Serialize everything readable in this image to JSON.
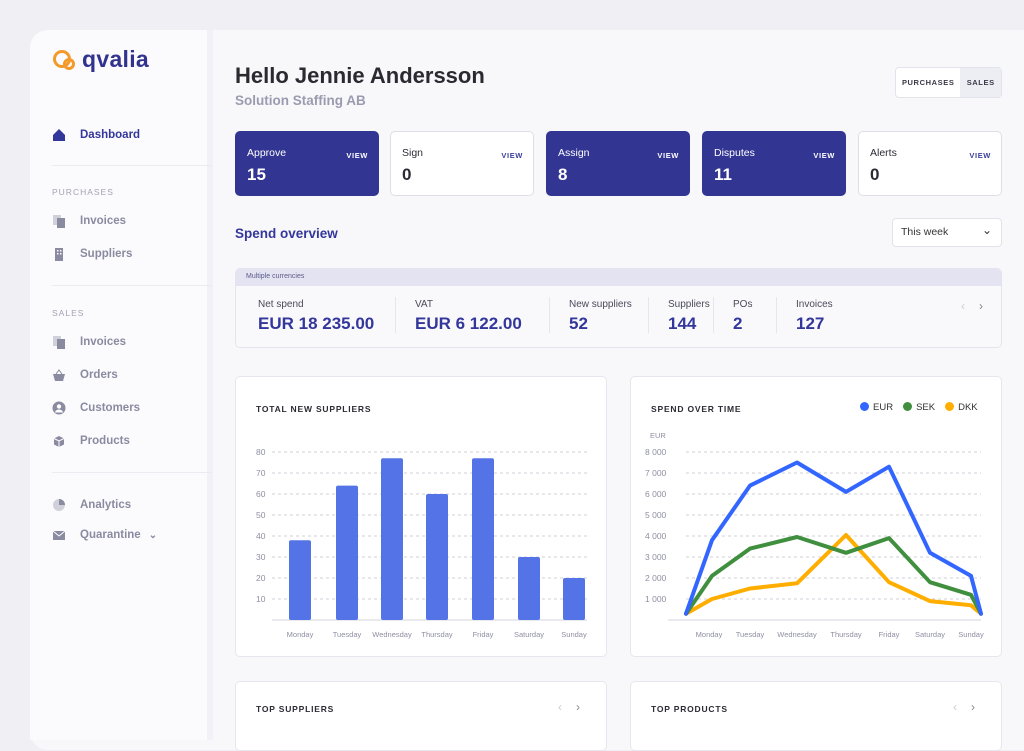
{
  "brand": {
    "name": "qvalia",
    "color": "#f39a2b"
  },
  "sidebar": {
    "dashboard": "Dashboard",
    "purchases_header": "PURCHASES",
    "purchases": [
      {
        "label": "Invoices",
        "icon": "invoice-icon"
      },
      {
        "label": "Suppliers",
        "icon": "building-icon"
      }
    ],
    "sales_header": "SALES",
    "sales": [
      {
        "label": "Invoices",
        "icon": "invoice-icon"
      },
      {
        "label": "Orders",
        "icon": "basket-icon"
      },
      {
        "label": "Customers",
        "icon": "user-icon"
      },
      {
        "label": "Products",
        "icon": "box-icon"
      }
    ],
    "analytics": "Analytics",
    "quarantine": "Quarantine"
  },
  "header": {
    "title": "Hello Jennie Andersson",
    "subtitle": "Solution Staffing AB",
    "toggle": [
      "PURCHASES",
      "SALES"
    ]
  },
  "kpis": [
    {
      "label": "Approve",
      "value": "15",
      "view": "VIEW",
      "dark": true
    },
    {
      "label": "Sign",
      "value": "0",
      "view": "VIEW",
      "dark": false
    },
    {
      "label": "Assign",
      "value": "8",
      "view": "VIEW",
      "dark": true
    },
    {
      "label": "Disputes",
      "value": "11",
      "view": "VIEW",
      "dark": true
    },
    {
      "label": "Alerts",
      "value": "0",
      "view": "VIEW",
      "dark": false
    }
  ],
  "spend": {
    "title": "Spend overview",
    "period": "This week",
    "band": "Multiple currencies",
    "stats": [
      {
        "label": "Net spend",
        "value": "EUR 18 235.00"
      },
      {
        "label": "VAT",
        "value": "EUR 6 122.00"
      },
      {
        "label": "New suppliers",
        "value": "52"
      },
      {
        "label": "Suppliers",
        "value": "144"
      },
      {
        "label": "POs",
        "value": "2"
      },
      {
        "label": "Invoices",
        "value": "127"
      }
    ]
  },
  "colors": {
    "primary": "#323592",
    "bar": "#5373e6",
    "eur": "#3366ff",
    "sek": "#3f8f3f",
    "dkk": "#ffae00"
  },
  "chart_data": [
    {
      "type": "bar",
      "title": "TOTAL NEW SUPPLIERS",
      "categories": [
        "Monday",
        "Tuesday",
        "Wednesday",
        "Thursday",
        "Friday",
        "Saturday",
        "Sunday"
      ],
      "values": [
        38,
        64,
        77,
        60,
        77,
        30,
        20
      ],
      "yticks": [
        "10",
        "20",
        "30",
        "40",
        "50",
        "60",
        "70",
        "80"
      ],
      "ylim": [
        0,
        80
      ],
      "grid": true
    },
    {
      "type": "line",
      "title": "SPEND OVER TIME",
      "ylabel": "EUR",
      "categories": [
        "Monday",
        "Tuesday",
        "Wednesday",
        "Thursday",
        "Friday",
        "Saturday",
        "Sunday"
      ],
      "yticks": [
        "1 000",
        "2 000",
        "3 000",
        "4 000",
        "5 000",
        "6 000",
        "7 000",
        "8 000"
      ],
      "ylim": [
        0,
        8000
      ],
      "legend": "top-right",
      "grid": true,
      "series": [
        {
          "name": "EUR",
          "start": 300,
          "values": [
            3800,
            6400,
            7500,
            6100,
            7300,
            3200,
            2100
          ],
          "end": 300
        },
        {
          "name": "SEK",
          "start": 300,
          "values": [
            2100,
            3400,
            3950,
            3200,
            3900,
            1800,
            1200
          ],
          "end": 300
        },
        {
          "name": "DKK",
          "start": 300,
          "values": [
            1000,
            1500,
            1750,
            4050,
            1800,
            900,
            700
          ],
          "end": 300
        }
      ]
    }
  ],
  "bottom": {
    "top_suppliers": "TOP SUPPLIERS",
    "top_products": "TOP PRODUCTS"
  }
}
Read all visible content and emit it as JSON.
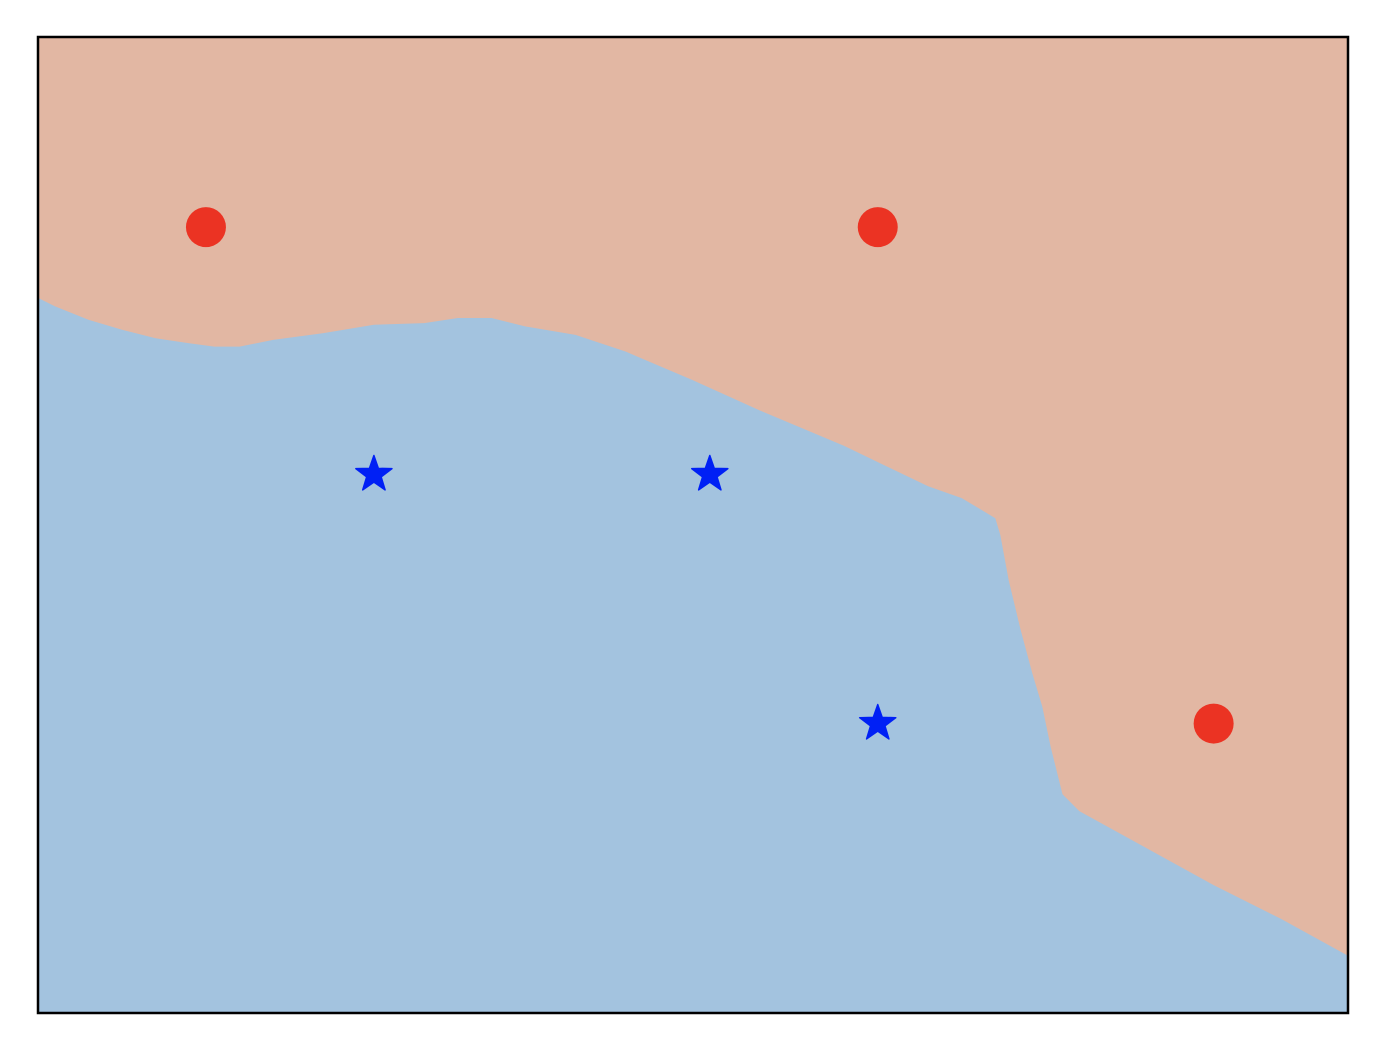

> Direction: Pick each line holding the word "JSON" out of the listing.

> Task answer:
Serialize everything readable in this image to JSON.
Read all visible content and emit it as JSON.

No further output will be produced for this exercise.